[Stored data entries]
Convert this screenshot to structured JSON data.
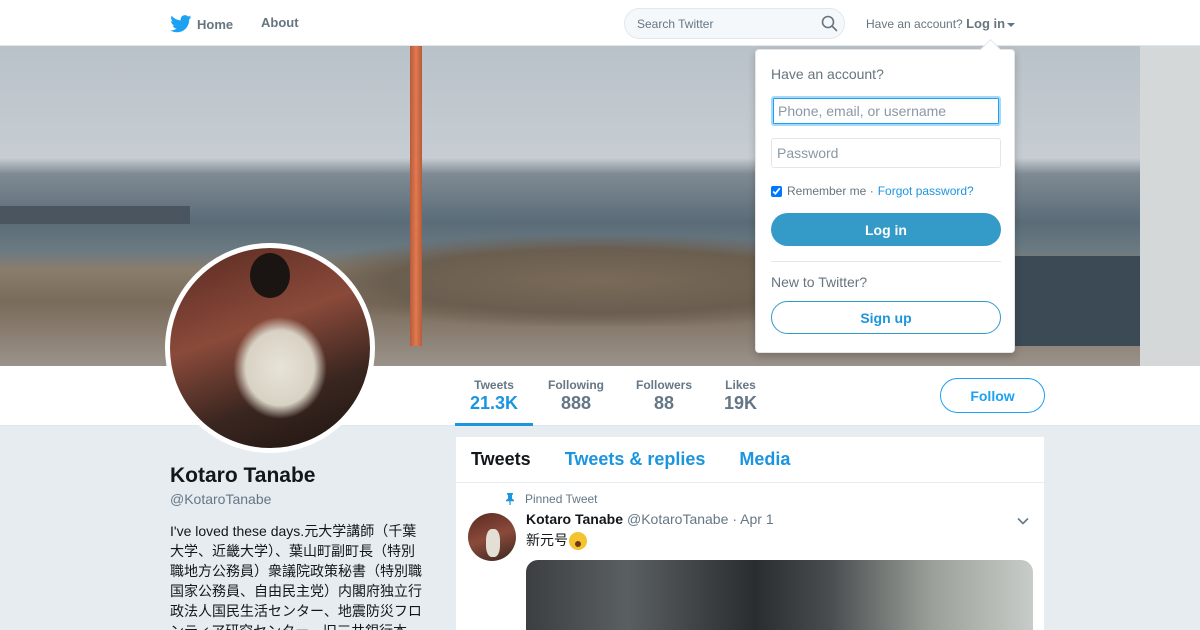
{
  "nav": {
    "home_label": "Home",
    "about_label": "About",
    "search_placeholder": "Search Twitter",
    "account_prompt": "Have an account?",
    "login_label": "Log in"
  },
  "profile": {
    "name": "Kotaro Tanabe",
    "handle": "@KotaroTanabe",
    "bio": "I've loved these days.元大学講師（千葉大学、近畿大学）、葉山町副町長（特別職地方公務員）衆議院政策秘書（特別職国家公務員、自由民主党）内閣府独立行政法人国民生活センター、地震防災フロンティア研究センター、旧三井銀行本",
    "follow_label": "Follow",
    "stats": [
      {
        "label": "Tweets",
        "value": "21.3K"
      },
      {
        "label": "Following",
        "value": "888"
      },
      {
        "label": "Followers",
        "value": "88"
      },
      {
        "label": "Likes",
        "value": "19K"
      }
    ]
  },
  "timeline": {
    "tabs": [
      "Tweets",
      "Tweets & replies",
      "Media"
    ],
    "pinned_label": "Pinned Tweet",
    "tweet": {
      "name": "Kotaro Tanabe",
      "handle": "@KotaroTanabe",
      "date": "· Apr 1",
      "text": "新元号"
    }
  },
  "login_dropdown": {
    "title": "Have an account?",
    "username_placeholder": "Phone, email, or username",
    "password_placeholder": "Password",
    "remember_label": "Remember me ·",
    "forgot_label": "Forgot password?",
    "login_button": "Log in",
    "new_label": "New to Twitter?",
    "signup_button": "Sign up"
  },
  "colors": {
    "brand": "#1da1f2",
    "link": "#1b95e0",
    "muted": "#657786"
  }
}
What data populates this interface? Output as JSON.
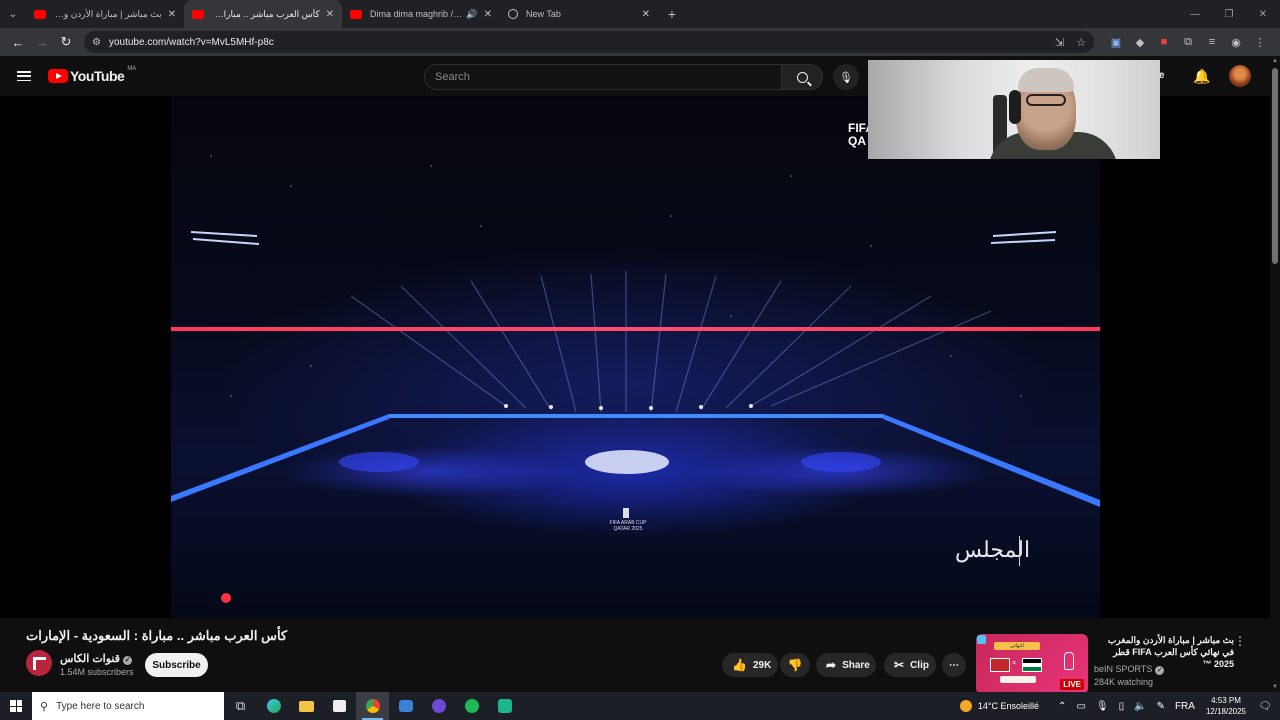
{
  "browser": {
    "tabs": [
      {
        "title": "بث مباشر | مباراة الأردن والمغرب",
        "active": false,
        "icon": "youtube-icon",
        "audio": false
      },
      {
        "title": "كأس العرب مباشر .. مباراة : السعو",
        "active": true,
        "icon": "youtube-icon",
        "audio": false
      },
      {
        "title": "Dima dima maghrib / Dima",
        "active": false,
        "icon": "youtube-icon",
        "audio": true
      },
      {
        "title": "New Tab",
        "active": false,
        "icon": "globe-icon",
        "audio": false
      }
    ],
    "url": "youtube.com/watch?v=MvL5MHf-p8c"
  },
  "youtube": {
    "logo_text": "YouTube",
    "country_code": "MA",
    "search_placeholder": "Search",
    "create_label": "ate"
  },
  "video": {
    "corner_brand": "FIFA",
    "corner_brand2": "QA",
    "cup_label_line1": "FIFA ARAB CUP",
    "cup_label_line2": "QATAR 2025",
    "watermark": "المجلس",
    "title": "كأس العرب مباشر .. مباراة : السعودية - الإمارات",
    "channel": "قنوات الكاس",
    "subscribers": "1.54M subscribers",
    "subscribe_label": "Subscribe",
    "likes": "29K",
    "share_label": "Share",
    "clip_label": "Clip"
  },
  "recommended": {
    "title": "بث مباشر | مباراة الأردن والمغرب في نهائي كأس العرب FIFA قطر 2025 ™",
    "channel": "beIN SPORTS",
    "views": "284K watching",
    "live_label": "LIVE",
    "thumb_banner": "النهائي"
  },
  "taskbar": {
    "search_placeholder": "Type here to search",
    "weather": "14°C  Ensoleillé",
    "language": "FRA",
    "time": "4:53 PM",
    "date": "12/18/2025"
  },
  "colors": {
    "youtube_red": "#ff0000",
    "channel_red": "#b8233d",
    "taskbar_bg": "#1c1f26"
  }
}
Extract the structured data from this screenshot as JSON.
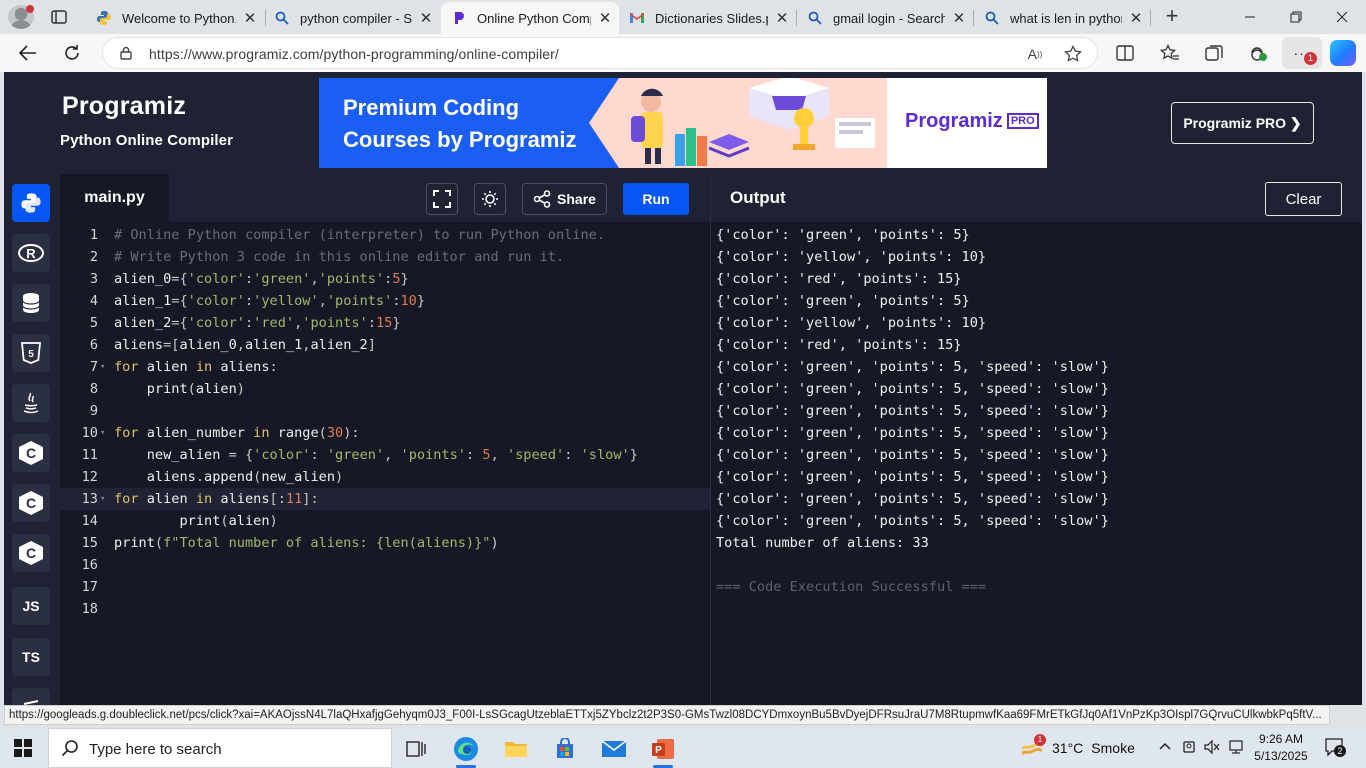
{
  "browser": {
    "tabs": [
      {
        "title": "Welcome to Python.o",
        "icon": "python-icon"
      },
      {
        "title": "python compiler - Sea",
        "icon": "search-icon"
      },
      {
        "title": "Online Python Compil",
        "icon": "programiz-icon",
        "active": true
      },
      {
        "title": "Dictionaries Slides.ppt",
        "icon": "gmail-icon"
      },
      {
        "title": "gmail login - Search",
        "icon": "search-icon"
      },
      {
        "title": "what is len in python",
        "icon": "search-icon"
      }
    ],
    "url": "https://www.programiz.com/python-programming/online-compiler/",
    "more_badge": "1"
  },
  "header": {
    "logo": "Programiz",
    "subtitle": "Python Online Compiler",
    "ad_text_line1": "Premium Coding",
    "ad_text_line2": "Courses by Programiz",
    "ad_logo": "Programiz",
    "ad_logo_badge": "PRO",
    "pro_button": "Programiz PRO ❯"
  },
  "sidebar": {
    "items": [
      {
        "name": "python",
        "label": "",
        "active": true
      },
      {
        "name": "r",
        "label": "R"
      },
      {
        "name": "sql",
        "label": ""
      },
      {
        "name": "html",
        "label": "5"
      },
      {
        "name": "java",
        "label": ""
      },
      {
        "name": "c",
        "label": "C"
      },
      {
        "name": "cpp",
        "label": "C"
      },
      {
        "name": "csharp",
        "label": "C"
      },
      {
        "name": "js",
        "label": "JS"
      },
      {
        "name": "ts",
        "label": "TS"
      },
      {
        "name": "more",
        "label": ""
      }
    ]
  },
  "editor": {
    "file_name": "main.py",
    "share_label": "Share",
    "run_label": "Run",
    "lines": [
      "# Online Python compiler (interpreter) to run Python online.",
      "# Write Python 3 code in this online editor and run it.",
      "alien_0={'color':'green','points':5}",
      "alien_1={'color':'yellow','points':10}",
      "alien_2={'color':'red','points':15}",
      "aliens=[alien_0,alien_1,alien_2]",
      "for alien in aliens:",
      "    print(alien)",
      "",
      "for alien_number in range(30):",
      "    new_alien = {'color': 'green', 'points': 5, 'speed': 'slow'}",
      "    aliens.append(new_alien)",
      "for alien in aliens[:11]:",
      "        print(alien)",
      "print(f\"Total number of aliens: {len(aliens)}\")",
      "",
      "",
      ""
    ]
  },
  "output": {
    "title": "Output",
    "clear_label": "Clear",
    "lines": [
      "{'color': 'green', 'points': 5}",
      "{'color': 'yellow', 'points': 10}",
      "{'color': 'red', 'points': 15}",
      "{'color': 'green', 'points': 5}",
      "{'color': 'yellow', 'points': 10}",
      "{'color': 'red', 'points': 15}",
      "{'color': 'green', 'points': 5, 'speed': 'slow'}",
      "{'color': 'green', 'points': 5, 'speed': 'slow'}",
      "{'color': 'green', 'points': 5, 'speed': 'slow'}",
      "{'color': 'green', 'points': 5, 'speed': 'slow'}",
      "{'color': 'green', 'points': 5, 'speed': 'slow'}",
      "{'color': 'green', 'points': 5, 'speed': 'slow'}",
      "{'color': 'green', 'points': 5, 'speed': 'slow'}",
      "{'color': 'green', 'points': 5, 'speed': 'slow'}",
      "Total number of aliens: 33",
      "",
      "=== Code Execution Successful ==="
    ]
  },
  "status_url": "https://googleads.g.doubleclick.net/pcs/click?xai=AKAOjssN4L7laQHxafjgGehyqm0J3_F00I-LsSGcagUtzeblaETTxj5ZYbclz2t2P3S0-GMsTwzl08DCYDmxoynBu5BvDyejDFRsuJraU7M8RtupmwfKaa69FMrETkGfJq0Af1VnPzKp3OIspl7GQrvuCUlkwbkPq5ftV...",
  "taskbar": {
    "search_placeholder": "Type here to search",
    "weather_temp": "31°C",
    "weather_desc": "Smoke",
    "weather_badge": "1",
    "time": "9:26 AM",
    "date": "5/13/2025",
    "notification_count": "2"
  },
  "colors": {
    "page_bg": "#1e2232",
    "editor_bg": "#161925",
    "accent": "#0556f3",
    "comment": "#676d7e",
    "keyword": "#e0c06b",
    "string": "#9fb96a",
    "number": "#e07b53"
  }
}
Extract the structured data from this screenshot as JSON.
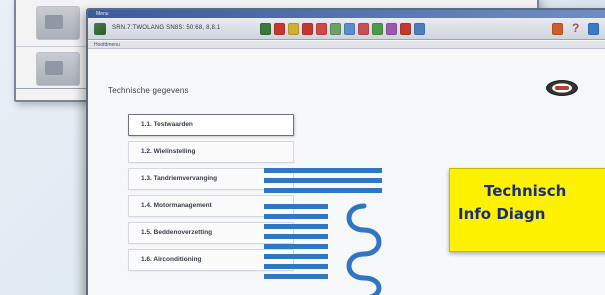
{
  "back_window": {
    "items": [
      {
        "icon": "thumbnail-icon"
      },
      {
        "icon": "thumbnail-icon"
      }
    ]
  },
  "main_window": {
    "title": "Menu",
    "toolbar": {
      "path": "SRN.7:TWOLANG SN8S: 50:68, 8,8.1",
      "help_glyph": "?"
    },
    "breadcrumb": "Hoofdmenu",
    "section_heading": "Technische gegevens",
    "menu_items": [
      {
        "label": "1.1.  Testwaarden",
        "active": true
      },
      {
        "label": "1.2.  Wielinstelling",
        "active": false
      },
      {
        "label": "1.3.  Tandriemvervanging",
        "active": false
      },
      {
        "label": "1.4.  Motormanagement",
        "active": false
      },
      {
        "label": "1.5.  Beddenoverzetting",
        "active": false
      },
      {
        "label": "1.6.  Airconditioning",
        "active": false
      }
    ]
  },
  "badge": {
    "line1": "Technisch",
    "line2": "Info Diagn"
  },
  "colors": {
    "badge_bg": "#fff200",
    "badge_text": "#1a2d7a",
    "doc_blue": "#2f76c6",
    "window_border": "#5f6a7c"
  }
}
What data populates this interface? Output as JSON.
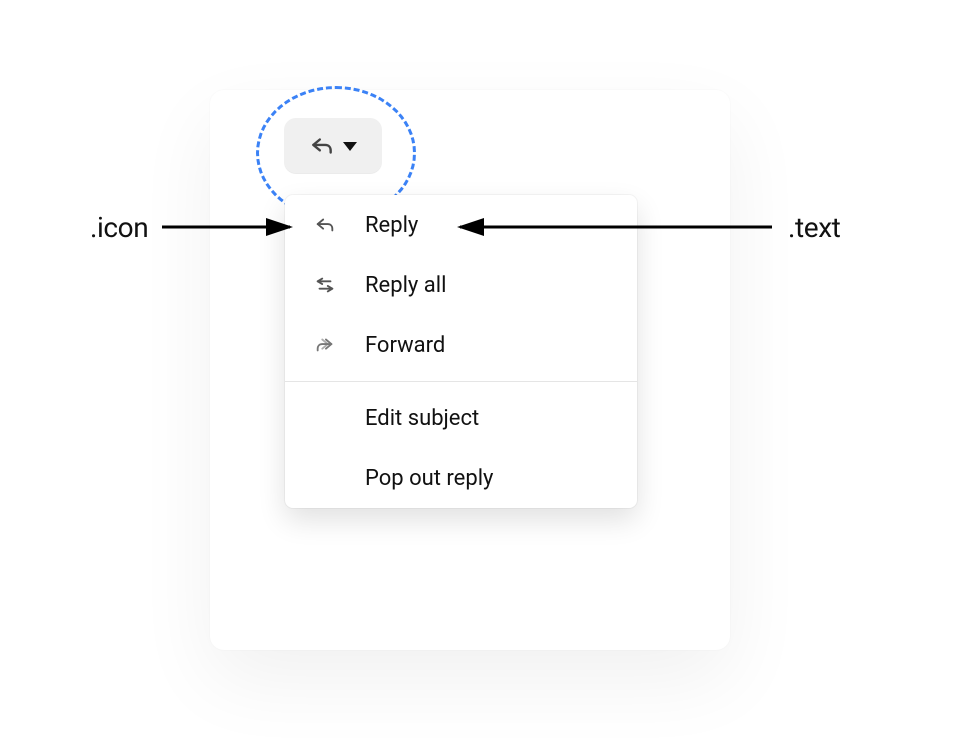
{
  "annotations": {
    "icon_label": ".icon",
    "text_label": ".text"
  },
  "button": {
    "icon_name": "reply-arrow",
    "caret_name": "dropdown-caret"
  },
  "menu": {
    "items": [
      {
        "icon": "reply-icon",
        "label": "Reply"
      },
      {
        "icon": "reply-all-icon",
        "label": "Reply all"
      },
      {
        "icon": "forward-icon",
        "label": "Forward"
      }
    ],
    "items2": [
      {
        "label": "Edit subject"
      },
      {
        "label": "Pop out reply"
      }
    ]
  }
}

_Instruction:_ Copy each line of the entries that includes the word "Twitter".

_Result of this task:_
    "search_placeholder": "Search Twitter",
    "new_label": "New to Twitter?",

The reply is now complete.